## STATED TASK
All the data should come back exactly as it was given.

## EXCERPTED DATA
────────

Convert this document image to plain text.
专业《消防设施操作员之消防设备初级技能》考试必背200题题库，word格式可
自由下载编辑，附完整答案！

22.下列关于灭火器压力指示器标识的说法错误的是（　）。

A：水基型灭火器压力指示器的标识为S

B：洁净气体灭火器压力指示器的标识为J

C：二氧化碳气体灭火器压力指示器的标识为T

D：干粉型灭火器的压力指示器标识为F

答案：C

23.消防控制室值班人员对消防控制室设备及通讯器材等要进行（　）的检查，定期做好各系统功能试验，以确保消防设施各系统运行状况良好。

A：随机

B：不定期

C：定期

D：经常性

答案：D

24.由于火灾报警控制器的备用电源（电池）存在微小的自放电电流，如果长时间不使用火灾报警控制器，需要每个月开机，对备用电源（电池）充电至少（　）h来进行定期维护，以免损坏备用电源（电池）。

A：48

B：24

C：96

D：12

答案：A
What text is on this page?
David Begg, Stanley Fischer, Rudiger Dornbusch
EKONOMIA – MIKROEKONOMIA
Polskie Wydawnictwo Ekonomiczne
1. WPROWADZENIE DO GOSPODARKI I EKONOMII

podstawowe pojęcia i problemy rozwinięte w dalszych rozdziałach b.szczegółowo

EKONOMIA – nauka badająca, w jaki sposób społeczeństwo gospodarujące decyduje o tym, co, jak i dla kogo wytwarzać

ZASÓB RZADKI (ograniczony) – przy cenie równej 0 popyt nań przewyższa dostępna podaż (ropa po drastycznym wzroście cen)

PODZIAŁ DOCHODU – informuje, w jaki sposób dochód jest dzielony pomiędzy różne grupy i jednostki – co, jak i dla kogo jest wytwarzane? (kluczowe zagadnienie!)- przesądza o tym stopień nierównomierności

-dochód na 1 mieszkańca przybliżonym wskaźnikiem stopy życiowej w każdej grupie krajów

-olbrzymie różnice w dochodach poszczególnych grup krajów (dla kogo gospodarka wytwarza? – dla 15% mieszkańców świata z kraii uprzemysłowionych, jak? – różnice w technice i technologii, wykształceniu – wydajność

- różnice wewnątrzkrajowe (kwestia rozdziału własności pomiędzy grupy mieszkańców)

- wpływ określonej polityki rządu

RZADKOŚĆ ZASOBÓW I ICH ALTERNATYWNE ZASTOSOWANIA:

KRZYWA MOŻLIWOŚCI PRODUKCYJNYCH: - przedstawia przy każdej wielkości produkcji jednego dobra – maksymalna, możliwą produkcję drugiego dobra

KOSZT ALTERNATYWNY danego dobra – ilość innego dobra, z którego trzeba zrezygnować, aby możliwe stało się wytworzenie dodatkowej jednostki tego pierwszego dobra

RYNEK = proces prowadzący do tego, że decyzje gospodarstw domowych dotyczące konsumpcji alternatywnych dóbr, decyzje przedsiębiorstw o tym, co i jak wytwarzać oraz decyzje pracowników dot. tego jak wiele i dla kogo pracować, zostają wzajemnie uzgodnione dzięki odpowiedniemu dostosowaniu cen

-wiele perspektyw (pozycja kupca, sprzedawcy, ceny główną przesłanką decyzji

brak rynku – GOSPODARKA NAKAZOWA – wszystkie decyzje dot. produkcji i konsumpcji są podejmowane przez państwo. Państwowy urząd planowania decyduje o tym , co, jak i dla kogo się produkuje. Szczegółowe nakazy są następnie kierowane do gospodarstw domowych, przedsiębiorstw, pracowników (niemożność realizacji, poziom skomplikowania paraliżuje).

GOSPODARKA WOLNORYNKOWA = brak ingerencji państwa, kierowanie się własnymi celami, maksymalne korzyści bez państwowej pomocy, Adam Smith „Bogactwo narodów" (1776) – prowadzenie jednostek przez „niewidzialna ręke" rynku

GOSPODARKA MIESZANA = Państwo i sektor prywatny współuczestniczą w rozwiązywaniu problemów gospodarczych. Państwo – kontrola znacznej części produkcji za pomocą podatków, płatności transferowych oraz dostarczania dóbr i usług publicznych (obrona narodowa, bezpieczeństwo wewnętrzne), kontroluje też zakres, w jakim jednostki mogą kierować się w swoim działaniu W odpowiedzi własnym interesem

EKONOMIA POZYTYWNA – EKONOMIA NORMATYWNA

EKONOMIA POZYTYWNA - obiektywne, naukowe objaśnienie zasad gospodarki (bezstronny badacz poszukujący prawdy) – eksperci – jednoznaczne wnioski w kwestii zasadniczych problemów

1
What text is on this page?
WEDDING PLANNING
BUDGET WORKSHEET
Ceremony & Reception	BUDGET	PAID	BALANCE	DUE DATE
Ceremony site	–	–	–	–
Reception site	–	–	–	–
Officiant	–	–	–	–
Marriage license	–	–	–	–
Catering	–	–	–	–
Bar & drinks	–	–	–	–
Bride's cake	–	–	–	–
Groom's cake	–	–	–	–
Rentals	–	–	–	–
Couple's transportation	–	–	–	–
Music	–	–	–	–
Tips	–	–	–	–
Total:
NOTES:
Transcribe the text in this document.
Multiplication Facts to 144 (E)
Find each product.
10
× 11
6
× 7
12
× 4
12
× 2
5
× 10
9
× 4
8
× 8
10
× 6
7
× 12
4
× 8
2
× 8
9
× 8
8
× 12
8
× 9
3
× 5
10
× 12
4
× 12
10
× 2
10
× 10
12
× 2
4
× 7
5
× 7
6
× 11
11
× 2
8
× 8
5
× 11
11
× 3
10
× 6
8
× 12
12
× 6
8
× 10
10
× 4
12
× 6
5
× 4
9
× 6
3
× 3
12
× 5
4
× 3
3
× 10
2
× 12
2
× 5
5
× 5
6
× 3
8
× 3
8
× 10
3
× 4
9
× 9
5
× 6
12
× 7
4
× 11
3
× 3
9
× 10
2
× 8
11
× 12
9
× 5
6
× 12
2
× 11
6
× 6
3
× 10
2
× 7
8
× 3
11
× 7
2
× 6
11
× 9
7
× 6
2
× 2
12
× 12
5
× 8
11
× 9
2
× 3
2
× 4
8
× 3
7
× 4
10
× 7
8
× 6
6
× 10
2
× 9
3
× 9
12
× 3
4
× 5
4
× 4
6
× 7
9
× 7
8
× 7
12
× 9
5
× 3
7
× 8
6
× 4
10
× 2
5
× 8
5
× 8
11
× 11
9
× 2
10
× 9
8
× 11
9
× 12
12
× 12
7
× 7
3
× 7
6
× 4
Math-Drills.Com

────────

## COMPLETE RESPONSE
Convert this document image to plain text.
专业《消防设施操作员之消防设备初级技能》考试必背200题题库，word格式可
自由下载编辑，附完整答案！

22.下列关于灭火器压力指示器标识的说法错误的是（　）。

A：水基型灭火器压力指示器的标识为S

B：洁净气体灭火器压力指示器的标识为J

C：二氧化碳气体灭火器压力指示器的标识为T

D：干粉型灭火器的压力指示器标识为F

答案：C

23.消防控制室值班人员对消防控制室设备及通讯器材等要进行（　）的检查，定期做好各系统功能试验，以确保消防设施各系统运行状况良好。

A：随机

B：不定期

C：定期

D：经常性

答案：D

24.由于火灾报警控制器的备用电源（电池）存在微小的自放电电流，如果长时间不使用火灾报警控制器，需要每个月开机，对备用电源（电池）充电至少（　）h来进行定期维护，以免损坏备用电源（电池）。

A：48

B：24

C：96

D：12

答案：A
What text is on this page?
David Begg, Stanley Fischer, Rudiger Dornbusch
EKONOMIA – MIKROEKONOMIA
Polskie Wydawnictwo Ekonomiczne
1. WPROWADZENIE DO GOSPODARKI I EKONOMII

podstawowe pojęcia i problemy rozwinięte w dalszych rozdziałach b.szczegółowo

EKONOMIA – nauka badająca, w jaki sposób społeczeństwo gospodarujące decyduje o tym, co, jak i dla kogo wytwarzać

ZASÓB RZADKI (ograniczony) – przy cenie równej 0 popyt nań przewyższa dostępna podaż (ropa po drastycznym wzroście cen)

PODZIAŁ DOCHODU – informuje, w jaki sposób dochód jest dzielony pomiędzy różne grupy i jednostki – co, jak i dla kogo jest wytwarzane? (kluczowe zagadnienie!)- przesądza o tym stopień nierównomierności

-dochód na 1 mieszkańca przybliżonym wskaźnikiem stopy życiowej w każdej grupie krajów

-olbrzymie różnice w dochodach poszczególnych grup krajów (dla kogo gospodarka wytwarza? – dla 15% mieszkańców świata z kraii uprzemysłowionych, jak? – różnice w technice i technologii, wykształceniu – wydajność

- różnice wewnątrzkrajowe (kwestia rozdziału własności pomiędzy grupy mieszkańców)

- wpływ określonej polityki rządu

RZADKOŚĆ ZASOBÓW I ICH ALTERNATYWNE ZASTOSOWANIA:

KRZYWA MOŻLIWOŚCI PRODUKCYJNYCH: - przedstawia przy każdej wielkości produkcji jednego dobra – maksymalna, możliwą produkcję drugiego dobra

KOSZT ALTERNATYWNY danego dobra – ilość innego dobra, z którego trzeba zrezygnować, aby możliwe stało się wytworzenie dodatkowej jednostki tego pierwszego dobra

RYNEK = proces prowadzący do tego, że decyzje gospodarstw domowych dotyczące konsumpcji alternatywnych dóbr, decyzje przedsiębiorstw o tym, co i jak wytwarzać oraz decyzje pracowników dot. tego jak wiele i dla kogo pracować, zostają wzajemnie uzgodnione dzięki odpowiedniemu dostosowaniu cen

-wiele perspektyw (pozycja kupca, sprzedawcy, ceny główną przesłanką decyzji

brak rynku – GOSPODARKA NAKAZOWA – wszystkie decyzje dot. produkcji i konsumpcji są podejmowane przez państwo. Państwowy urząd planowania decyduje o tym , co, jak i dla kogo się produkuje. Szczegółowe nakazy są następnie kierowane do gospodarstw domowych, przedsiębiorstw, pracowników (niemożność realizacji, poziom skomplikowania paraliżuje).

GOSPODARKA WOLNORYNKOWA = brak ingerencji państwa, kierowanie się własnymi celami, maksymalne korzyści bez państwowej pomocy, Adam Smith „Bogactwo narodów" (1776) – prowadzenie jednostek przez „niewidzialna ręke" rynku

GOSPODARKA MIESZANA = Państwo i sektor prywatny współuczestniczą w rozwiązywaniu problemów gospodarczych. Państwo – kontrola znacznej części produkcji za pomocą podatków, płatności transferowych oraz dostarczania dóbr i usług publicznych (obrona narodowa, bezpieczeństwo wewnętrzne), kontroluje też zakres, w jakim jednostki mogą kierować się w swoim działaniu W odpowiedzi własnym interesem

EKONOMIA POZYTYWNA – EKONOMIA NORMATYWNA

EKONOMIA POZYTYWNA - obiektywne, naukowe objaśnienie zasad gospodarki (bezstronny badacz poszukujący prawdy) – eksperci – jednoznaczne wnioski w kwestii zasadniczych problemów

1
What text is on this page?
WEDDING PLANNING
BUDGET WORKSHEET
Ceremony & Reception	BUDGET	PAID	BALANCE	DUE DATE
Ceremony site	–	–	–	–
Reception site	–	–	–	–
Officiant	–	–	–	–
Marriage license	–	–	–	–
Catering	–	–	–	–
Bar & drinks	–	–	–	–
Bride's cake	–	–	–	–
Groom's cake	–	–	–	–
Rentals	–	–	–	–
Couple's transportation	–	–	–	–
Music	–	–	–	–
Tips	–	–	–	–
Total:
NOTES:
Transcribe the text in this document.
Multiplication Facts to 144 (E)
Find each product.
10
× 11
6
× 7
12
× 4
12
× 2
5
× 10
9
× 4
8
× 8
10
× 6
7
× 12
4
× 8
2
× 8
9
× 8
8
× 12
8
× 9
3
× 5
10
× 12
4
× 12
10
× 2
10
× 10
12
× 2
4
× 7
5
× 7
6
× 11
11
× 2
8
× 8
5
× 11
11
× 3
10
× 6
8
× 12
12
× 6
8
× 10
10
× 4
12
× 6
5
× 4
9
× 6
3
× 3
12
× 5
4
× 3
3
× 10
2
× 12
2
× 5
5
× 5
6
× 3
8
× 3
8
× 10
3
× 4
9
× 9
5
× 6
12
× 7
4
× 11
3
× 3
9
× 10
2
× 8
11
× 12
9
× 5
6
× 12
2
× 11
6
× 6
3
× 10
2
× 7
8
× 3
11
× 7
2
× 6
11
× 9
7
× 6
2
× 2
12
× 12
5
× 8
11
× 9
2
× 3
2
× 4
8
× 3
7
× 4
10
× 7
8
× 6
6
× 10
2
× 9
3
× 9
12
× 3
4
× 5
4
× 4
6
× 7
9
× 7
8
× 7
12
× 9
5
× 3
7
× 8
6
× 4
10
× 2
5
× 8
5
× 8
11
× 11
9
× 2
10
× 9
8
× 11
9
× 12
12
× 12
7
× 7
3
× 7
6
× 4
Math-Drills.Com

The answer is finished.